-- begin RECORDS FOR PROCESSING --

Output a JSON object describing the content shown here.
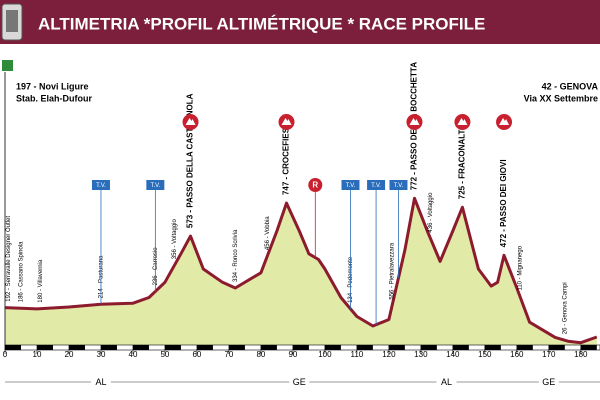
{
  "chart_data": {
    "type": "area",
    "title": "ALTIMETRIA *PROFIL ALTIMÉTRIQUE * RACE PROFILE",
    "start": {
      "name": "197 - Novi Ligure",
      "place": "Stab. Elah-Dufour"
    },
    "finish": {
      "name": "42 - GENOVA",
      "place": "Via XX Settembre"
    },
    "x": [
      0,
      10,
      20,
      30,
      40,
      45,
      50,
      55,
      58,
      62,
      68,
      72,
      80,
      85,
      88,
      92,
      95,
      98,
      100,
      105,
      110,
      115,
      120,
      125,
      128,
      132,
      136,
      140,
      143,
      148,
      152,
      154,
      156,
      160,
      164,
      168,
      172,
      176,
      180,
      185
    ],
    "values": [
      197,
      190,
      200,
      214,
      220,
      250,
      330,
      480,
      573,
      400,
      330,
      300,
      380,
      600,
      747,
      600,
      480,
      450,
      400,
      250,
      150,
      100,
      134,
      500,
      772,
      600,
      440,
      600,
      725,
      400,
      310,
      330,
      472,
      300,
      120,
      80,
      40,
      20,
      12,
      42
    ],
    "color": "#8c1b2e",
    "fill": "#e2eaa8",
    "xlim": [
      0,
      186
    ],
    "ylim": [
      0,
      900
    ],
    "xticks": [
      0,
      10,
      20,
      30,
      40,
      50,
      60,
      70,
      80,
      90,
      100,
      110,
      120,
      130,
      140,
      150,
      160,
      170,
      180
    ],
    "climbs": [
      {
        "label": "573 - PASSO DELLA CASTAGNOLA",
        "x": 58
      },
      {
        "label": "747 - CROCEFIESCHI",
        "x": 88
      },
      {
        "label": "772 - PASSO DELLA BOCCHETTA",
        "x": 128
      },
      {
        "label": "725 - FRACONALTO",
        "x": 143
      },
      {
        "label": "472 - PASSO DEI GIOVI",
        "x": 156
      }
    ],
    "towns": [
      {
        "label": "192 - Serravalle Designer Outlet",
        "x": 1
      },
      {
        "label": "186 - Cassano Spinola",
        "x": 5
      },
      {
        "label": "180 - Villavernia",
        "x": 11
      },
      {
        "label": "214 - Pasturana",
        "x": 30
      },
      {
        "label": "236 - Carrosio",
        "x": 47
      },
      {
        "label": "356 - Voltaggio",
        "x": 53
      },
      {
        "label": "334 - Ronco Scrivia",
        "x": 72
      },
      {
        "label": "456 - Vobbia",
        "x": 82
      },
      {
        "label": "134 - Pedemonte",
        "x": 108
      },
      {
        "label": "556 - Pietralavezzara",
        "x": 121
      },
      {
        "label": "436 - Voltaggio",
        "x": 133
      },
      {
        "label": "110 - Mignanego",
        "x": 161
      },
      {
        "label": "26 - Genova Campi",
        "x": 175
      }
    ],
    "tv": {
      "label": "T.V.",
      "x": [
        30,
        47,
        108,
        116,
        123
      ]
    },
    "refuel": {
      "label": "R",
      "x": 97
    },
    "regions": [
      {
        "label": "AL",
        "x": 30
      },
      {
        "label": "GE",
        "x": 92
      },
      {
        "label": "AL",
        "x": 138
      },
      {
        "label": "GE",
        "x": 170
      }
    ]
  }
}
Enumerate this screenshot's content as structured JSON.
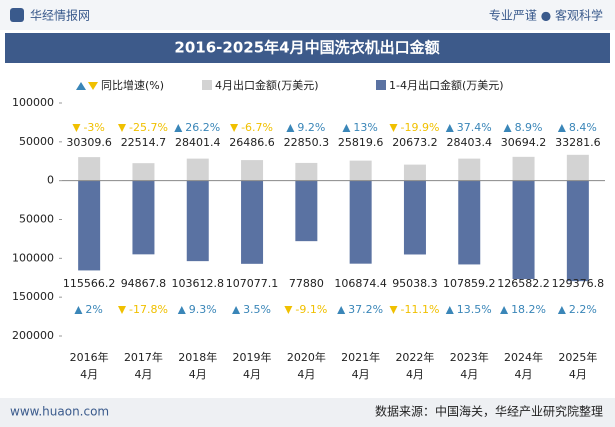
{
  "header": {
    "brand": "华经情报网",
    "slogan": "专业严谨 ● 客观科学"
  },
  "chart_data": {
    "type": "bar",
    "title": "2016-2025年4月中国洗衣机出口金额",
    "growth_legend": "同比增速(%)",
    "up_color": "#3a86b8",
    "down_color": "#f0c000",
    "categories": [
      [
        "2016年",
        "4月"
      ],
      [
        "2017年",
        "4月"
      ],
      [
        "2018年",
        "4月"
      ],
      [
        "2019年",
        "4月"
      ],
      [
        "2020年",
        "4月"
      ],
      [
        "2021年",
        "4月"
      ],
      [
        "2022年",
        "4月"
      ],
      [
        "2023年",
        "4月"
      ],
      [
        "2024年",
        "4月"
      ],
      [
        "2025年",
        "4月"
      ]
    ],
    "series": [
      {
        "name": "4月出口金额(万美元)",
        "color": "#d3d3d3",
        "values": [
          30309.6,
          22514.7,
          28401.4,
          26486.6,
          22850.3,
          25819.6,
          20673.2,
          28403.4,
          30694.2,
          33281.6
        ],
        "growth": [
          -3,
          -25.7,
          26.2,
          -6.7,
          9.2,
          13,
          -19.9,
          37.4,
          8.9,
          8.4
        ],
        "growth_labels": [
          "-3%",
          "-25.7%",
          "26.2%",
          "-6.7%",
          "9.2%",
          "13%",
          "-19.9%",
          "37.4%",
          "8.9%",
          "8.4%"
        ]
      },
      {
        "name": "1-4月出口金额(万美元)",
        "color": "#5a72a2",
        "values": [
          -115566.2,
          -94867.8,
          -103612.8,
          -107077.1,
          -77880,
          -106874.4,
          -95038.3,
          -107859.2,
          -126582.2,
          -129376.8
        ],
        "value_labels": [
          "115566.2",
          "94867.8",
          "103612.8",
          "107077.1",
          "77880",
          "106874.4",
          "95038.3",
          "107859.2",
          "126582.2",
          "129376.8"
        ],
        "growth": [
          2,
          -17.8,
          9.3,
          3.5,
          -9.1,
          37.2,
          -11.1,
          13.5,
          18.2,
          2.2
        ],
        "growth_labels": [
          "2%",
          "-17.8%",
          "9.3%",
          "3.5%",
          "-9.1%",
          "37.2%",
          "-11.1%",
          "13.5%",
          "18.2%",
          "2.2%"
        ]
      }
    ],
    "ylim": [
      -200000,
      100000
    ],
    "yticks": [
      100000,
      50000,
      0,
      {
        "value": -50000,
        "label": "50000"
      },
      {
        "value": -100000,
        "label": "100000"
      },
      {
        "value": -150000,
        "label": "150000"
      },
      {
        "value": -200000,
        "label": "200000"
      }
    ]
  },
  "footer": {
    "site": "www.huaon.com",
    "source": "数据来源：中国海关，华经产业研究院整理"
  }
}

-- end RECORDS FOR PROCESSING --

Reproduce each record from above exactly; pictures do not belong in the copy.

• [ANSWER]:
Output a JSON object describing the content shown here.
{
  "chart_data": {
    "type": "area",
    "title": "ALTIMETRIA *PROFIL ALTIMÉTRIQUE * RACE PROFILE",
    "start": {
      "name": "197 - Novi Ligure",
      "place": "Stab. Elah-Dufour"
    },
    "finish": {
      "name": "42 - GENOVA",
      "place": "Via XX Settembre"
    },
    "x": [
      0,
      10,
      20,
      30,
      40,
      45,
      50,
      55,
      58,
      62,
      68,
      72,
      80,
      85,
      88,
      92,
      95,
      98,
      100,
      105,
      110,
      115,
      120,
      125,
      128,
      132,
      136,
      140,
      143,
      148,
      152,
      154,
      156,
      160,
      164,
      168,
      172,
      176,
      180,
      185
    ],
    "values": [
      197,
      190,
      200,
      214,
      220,
      250,
      330,
      480,
      573,
      400,
      330,
      300,
      380,
      600,
      747,
      600,
      480,
      450,
      400,
      250,
      150,
      100,
      134,
      500,
      772,
      600,
      440,
      600,
      725,
      400,
      310,
      330,
      472,
      300,
      120,
      80,
      40,
      20,
      12,
      42
    ],
    "color": "#8c1b2e",
    "fill": "#e2eaa8",
    "xlim": [
      0,
      186
    ],
    "ylim": [
      0,
      900
    ],
    "xticks": [
      0,
      10,
      20,
      30,
      40,
      50,
      60,
      70,
      80,
      90,
      100,
      110,
      120,
      130,
      140,
      150,
      160,
      170,
      180
    ],
    "climbs": [
      {
        "label": "573 - PASSO DELLA CASTAGNOLA",
        "x": 58
      },
      {
        "label": "747 - CROCEFIESCHI",
        "x": 88
      },
      {
        "label": "772 - PASSO DELLA BOCCHETTA",
        "x": 128
      },
      {
        "label": "725 - FRACONALTO",
        "x": 143
      },
      {
        "label": "472 - PASSO DEI GIOVI",
        "x": 156
      }
    ],
    "towns": [
      {
        "label": "192 - Serravalle Designer Outlet",
        "x": 1
      },
      {
        "label": "186 - Cassano Spinola",
        "x": 5
      },
      {
        "label": "180 - Villavernia",
        "x": 11
      },
      {
        "label": "214 - Pasturana",
        "x": 30
      },
      {
        "label": "236 - Carrosio",
        "x": 47
      },
      {
        "label": "356 - Voltaggio",
        "x": 53
      },
      {
        "label": "334 - Ronco Scrivia",
        "x": 72
      },
      {
        "label": "456 - Vobbia",
        "x": 82
      },
      {
        "label": "134 - Pedemonte",
        "x": 108
      },
      {
        "label": "556 - Pietralavezzara",
        "x": 121
      },
      {
        "label": "436 - Voltaggio",
        "x": 133
      },
      {
        "label": "110 - Mignanego",
        "x": 161
      },
      {
        "label": "26 - Genova Campi",
        "x": 175
      }
    ],
    "tv": {
      "label": "T.V.",
      "x": [
        30,
        47,
        108,
        116,
        123
      ]
    },
    "refuel": {
      "label": "R",
      "x": 97
    },
    "regions": [
      {
        "label": "AL",
        "x": 30
      },
      {
        "label": "GE",
        "x": 92
      },
      {
        "label": "AL",
        "x": 138
      },
      {
        "label": "GE",
        "x": 170
      }
    ]
  }
}
Enumerate this screenshot's content as structured JSON.
{
  "header": {
    "brand": "华经情报网",
    "slogan": "专业严谨 ● 客观科学"
  },
  "chart_data": {
    "type": "bar",
    "title": "2016-2025年4月中国洗衣机出口金额",
    "growth_legend": "同比增速(%)",
    "up_color": "#3a86b8",
    "down_color": "#f0c000",
    "categories": [
      [
        "2016年",
        "4月"
      ],
      [
        "2017年",
        "4月"
      ],
      [
        "2018年",
        "4月"
      ],
      [
        "2019年",
        "4月"
      ],
      [
        "2020年",
        "4月"
      ],
      [
        "2021年",
        "4月"
      ],
      [
        "2022年",
        "4月"
      ],
      [
        "2023年",
        "4月"
      ],
      [
        "2024年",
        "4月"
      ],
      [
        "2025年",
        "4月"
      ]
    ],
    "series": [
      {
        "name": "4月出口金额(万美元)",
        "color": "#d3d3d3",
        "values": [
          30309.6,
          22514.7,
          28401.4,
          26486.6,
          22850.3,
          25819.6,
          20673.2,
          28403.4,
          30694.2,
          33281.6
        ],
        "growth": [
          -3,
          -25.7,
          26.2,
          -6.7,
          9.2,
          13,
          -19.9,
          37.4,
          8.9,
          8.4
        ],
        "growth_labels": [
          "-3%",
          "-25.7%",
          "26.2%",
          "-6.7%",
          "9.2%",
          "13%",
          "-19.9%",
          "37.4%",
          "8.9%",
          "8.4%"
        ]
      },
      {
        "name": "1-4月出口金额(万美元)",
        "color": "#5a72a2",
        "values": [
          -115566.2,
          -94867.8,
          -103612.8,
          -107077.1,
          -77880,
          -106874.4,
          -95038.3,
          -107859.2,
          -126582.2,
          -129376.8
        ],
        "value_labels": [
          "115566.2",
          "94867.8",
          "103612.8",
          "107077.1",
          "77880",
          "106874.4",
          "95038.3",
          "107859.2",
          "126582.2",
          "129376.8"
        ],
        "growth": [
          2,
          -17.8,
          9.3,
          3.5,
          -9.1,
          37.2,
          -11.1,
          13.5,
          18.2,
          2.2
        ],
        "growth_labels": [
          "2%",
          "-17.8%",
          "9.3%",
          "3.5%",
          "-9.1%",
          "37.2%",
          "-11.1%",
          "13.5%",
          "18.2%",
          "2.2%"
        ]
      }
    ],
    "ylim": [
      -200000,
      100000
    ],
    "yticks": [
      100000,
      50000,
      0,
      {
        "value": -50000,
        "label": "50000"
      },
      {
        "value": -100000,
        "label": "100000"
      },
      {
        "value": -150000,
        "label": "150000"
      },
      {
        "value": -200000,
        "label": "200000"
      }
    ]
  },
  "footer": {
    "site": "www.huaon.com",
    "source": "数据来源：中国海关，华经产业研究院整理"
  }
}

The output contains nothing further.